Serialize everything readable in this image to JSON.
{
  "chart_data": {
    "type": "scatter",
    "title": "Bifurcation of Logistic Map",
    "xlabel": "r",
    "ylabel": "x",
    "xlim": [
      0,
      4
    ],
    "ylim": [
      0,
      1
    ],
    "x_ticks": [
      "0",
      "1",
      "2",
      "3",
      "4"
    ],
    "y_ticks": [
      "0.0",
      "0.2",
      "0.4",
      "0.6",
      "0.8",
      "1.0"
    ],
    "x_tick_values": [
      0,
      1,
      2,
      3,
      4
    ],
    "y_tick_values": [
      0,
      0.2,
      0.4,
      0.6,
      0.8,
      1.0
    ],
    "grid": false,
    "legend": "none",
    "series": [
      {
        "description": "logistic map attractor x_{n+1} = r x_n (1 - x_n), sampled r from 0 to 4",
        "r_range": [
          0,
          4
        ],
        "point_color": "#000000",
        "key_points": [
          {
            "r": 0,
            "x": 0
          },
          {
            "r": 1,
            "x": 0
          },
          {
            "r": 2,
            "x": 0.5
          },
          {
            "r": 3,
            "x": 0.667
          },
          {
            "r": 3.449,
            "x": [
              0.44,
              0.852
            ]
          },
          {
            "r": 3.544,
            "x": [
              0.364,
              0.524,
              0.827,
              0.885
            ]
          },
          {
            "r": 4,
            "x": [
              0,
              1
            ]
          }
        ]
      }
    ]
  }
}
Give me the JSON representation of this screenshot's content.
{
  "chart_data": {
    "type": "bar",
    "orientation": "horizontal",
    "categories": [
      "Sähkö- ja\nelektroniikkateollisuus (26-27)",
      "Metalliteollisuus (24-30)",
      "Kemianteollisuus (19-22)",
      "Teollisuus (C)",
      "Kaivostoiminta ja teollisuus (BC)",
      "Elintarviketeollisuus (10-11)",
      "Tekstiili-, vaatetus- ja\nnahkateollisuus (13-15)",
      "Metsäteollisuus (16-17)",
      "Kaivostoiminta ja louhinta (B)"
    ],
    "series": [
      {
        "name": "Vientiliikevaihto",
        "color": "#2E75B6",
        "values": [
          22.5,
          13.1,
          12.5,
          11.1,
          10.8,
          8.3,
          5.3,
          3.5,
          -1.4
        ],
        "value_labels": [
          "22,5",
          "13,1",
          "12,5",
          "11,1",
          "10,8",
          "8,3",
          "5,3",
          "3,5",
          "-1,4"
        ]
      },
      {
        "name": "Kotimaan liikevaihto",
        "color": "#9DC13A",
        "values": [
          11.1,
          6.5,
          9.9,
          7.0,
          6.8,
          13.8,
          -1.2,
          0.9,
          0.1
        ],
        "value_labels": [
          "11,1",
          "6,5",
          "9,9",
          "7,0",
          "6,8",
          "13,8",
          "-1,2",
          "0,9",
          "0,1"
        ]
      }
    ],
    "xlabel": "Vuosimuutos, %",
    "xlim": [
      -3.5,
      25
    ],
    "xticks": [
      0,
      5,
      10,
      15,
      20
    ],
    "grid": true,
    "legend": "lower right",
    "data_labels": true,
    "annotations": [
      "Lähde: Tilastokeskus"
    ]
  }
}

▸ Task instructions
Restate every entry word for word.

▸ Response
Serialize everything readable in this image to JSON.
{
  "chart_data": {
    "type": "scatter",
    "title": "Bifurcation of Logistic Map",
    "xlabel": "r",
    "ylabel": "x",
    "xlim": [
      0,
      4
    ],
    "ylim": [
      0,
      1
    ],
    "x_ticks": [
      "0",
      "1",
      "2",
      "3",
      "4"
    ],
    "y_ticks": [
      "0.0",
      "0.2",
      "0.4",
      "0.6",
      "0.8",
      "1.0"
    ],
    "x_tick_values": [
      0,
      1,
      2,
      3,
      4
    ],
    "y_tick_values": [
      0,
      0.2,
      0.4,
      0.6,
      0.8,
      1.0
    ],
    "grid": false,
    "legend": "none",
    "series": [
      {
        "description": "logistic map attractor x_{n+1} = r x_n (1 - x_n), sampled r from 0 to 4",
        "r_range": [
          0,
          4
        ],
        "point_color": "#000000",
        "key_points": [
          {
            "r": 0,
            "x": 0
          },
          {
            "r": 1,
            "x": 0
          },
          {
            "r": 2,
            "x": 0.5
          },
          {
            "r": 3,
            "x": 0.667
          },
          {
            "r": 3.449,
            "x": [
              0.44,
              0.852
            ]
          },
          {
            "r": 3.544,
            "x": [
              0.364,
              0.524,
              0.827,
              0.885
            ]
          },
          {
            "r": 4,
            "x": [
              0,
              1
            ]
          }
        ]
      }
    ]
  }
}
Give me the JSON representation of this screenshot's content.
{
  "chart_data": {
    "type": "bar",
    "orientation": "horizontal",
    "categories": [
      "Sähkö- ja\nelektroniikkateollisuus (26-27)",
      "Metalliteollisuus (24-30)",
      "Kemianteollisuus (19-22)",
      "Teollisuus (C)",
      "Kaivostoiminta ja teollisuus (BC)",
      "Elintarviketeollisuus (10-11)",
      "Tekstiili-, vaatetus- ja\nnahkateollisuus (13-15)",
      "Metsäteollisuus (16-17)",
      "Kaivostoiminta ja louhinta (B)"
    ],
    "series": [
      {
        "name": "Vientiliikevaihto",
        "color": "#2E75B6",
        "values": [
          22.5,
          13.1,
          12.5,
          11.1,
          10.8,
          8.3,
          5.3,
          3.5,
          -1.4
        ],
        "value_labels": [
          "22,5",
          "13,1",
          "12,5",
          "11,1",
          "10,8",
          "8,3",
          "5,3",
          "3,5",
          "-1,4"
        ]
      },
      {
        "name": "Kotimaan liikevaihto",
        "color": "#9DC13A",
        "values": [
          11.1,
          6.5,
          9.9,
          7.0,
          6.8,
          13.8,
          -1.2,
          0.9,
          0.1
        ],
        "value_labels": [
          "11,1",
          "6,5",
          "9,9",
          "7,0",
          "6,8",
          "13,8",
          "-1,2",
          "0,9",
          "0,1"
        ]
      }
    ],
    "xlabel": "Vuosimuutos, %",
    "xlim": [
      -3.5,
      25
    ],
    "xticks": [
      0,
      5,
      10,
      15,
      20
    ],
    "grid": true,
    "legend": "lower right",
    "data_labels": true,
    "annotations": [
      "Lähde: Tilastokeskus"
    ]
  }
}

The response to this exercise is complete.